▼
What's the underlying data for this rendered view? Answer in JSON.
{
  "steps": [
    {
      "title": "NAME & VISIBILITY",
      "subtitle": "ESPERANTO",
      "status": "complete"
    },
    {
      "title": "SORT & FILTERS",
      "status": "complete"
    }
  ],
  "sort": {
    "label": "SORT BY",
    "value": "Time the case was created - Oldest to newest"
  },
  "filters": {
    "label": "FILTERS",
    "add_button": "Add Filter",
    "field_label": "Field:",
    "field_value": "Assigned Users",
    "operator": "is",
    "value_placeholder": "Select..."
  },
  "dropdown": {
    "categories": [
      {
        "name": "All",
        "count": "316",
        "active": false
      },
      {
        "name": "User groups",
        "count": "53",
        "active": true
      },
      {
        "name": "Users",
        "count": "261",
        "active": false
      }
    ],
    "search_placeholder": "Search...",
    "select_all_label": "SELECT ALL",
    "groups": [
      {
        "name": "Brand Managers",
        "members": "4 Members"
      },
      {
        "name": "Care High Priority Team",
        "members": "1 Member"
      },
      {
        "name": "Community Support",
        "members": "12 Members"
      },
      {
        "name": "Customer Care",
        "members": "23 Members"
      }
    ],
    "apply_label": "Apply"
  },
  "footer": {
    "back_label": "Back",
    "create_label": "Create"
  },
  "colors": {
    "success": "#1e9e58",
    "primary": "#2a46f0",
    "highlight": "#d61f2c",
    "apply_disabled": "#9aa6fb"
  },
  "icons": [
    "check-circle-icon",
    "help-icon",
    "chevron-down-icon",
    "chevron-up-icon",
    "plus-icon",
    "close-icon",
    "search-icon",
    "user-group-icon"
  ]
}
▲
#### [What to work on]
Write out every record verbatim.

#### [Solution for this task]
What's the underlying data for this rendered view? Answer in JSON.
{
  "steps": [
    {
      "title": "NAME & VISIBILITY",
      "subtitle": "ESPERANTO",
      "status": "complete"
    },
    {
      "title": "SORT & FILTERS",
      "status": "complete"
    }
  ],
  "sort": {
    "label": "SORT BY",
    "value": "Time the case was created - Oldest to newest"
  },
  "filters": {
    "label": "FILTERS",
    "add_button": "Add Filter",
    "field_label": "Field:",
    "field_value": "Assigned Users",
    "operator": "is",
    "value_placeholder": "Select..."
  },
  "dropdown": {
    "categories": [
      {
        "name": "All",
        "count": "316",
        "active": false
      },
      {
        "name": "User groups",
        "count": "53",
        "active": true
      },
      {
        "name": "Users",
        "count": "261",
        "active": false
      }
    ],
    "search_placeholder": "Search...",
    "select_all_label": "SELECT ALL",
    "groups": [
      {
        "name": "Brand Managers",
        "members": "4 Members"
      },
      {
        "name": "Care High Priority Team",
        "members": "1 Member"
      },
      {
        "name": "Community Support",
        "members": "12 Members"
      },
      {
        "name": "Customer Care",
        "members": "23 Members"
      }
    ],
    "apply_label": "Apply"
  },
  "footer": {
    "back_label": "Back",
    "create_label": "Create"
  },
  "colors": {
    "success": "#1e9e58",
    "primary": "#2a46f0",
    "highlight": "#d61f2c",
    "apply_disabled": "#9aa6fb"
  },
  "icons": [
    "check-circle-icon",
    "help-icon",
    "chevron-down-icon",
    "chevron-up-icon",
    "plus-icon",
    "close-icon",
    "search-icon",
    "user-group-icon"
  ]
}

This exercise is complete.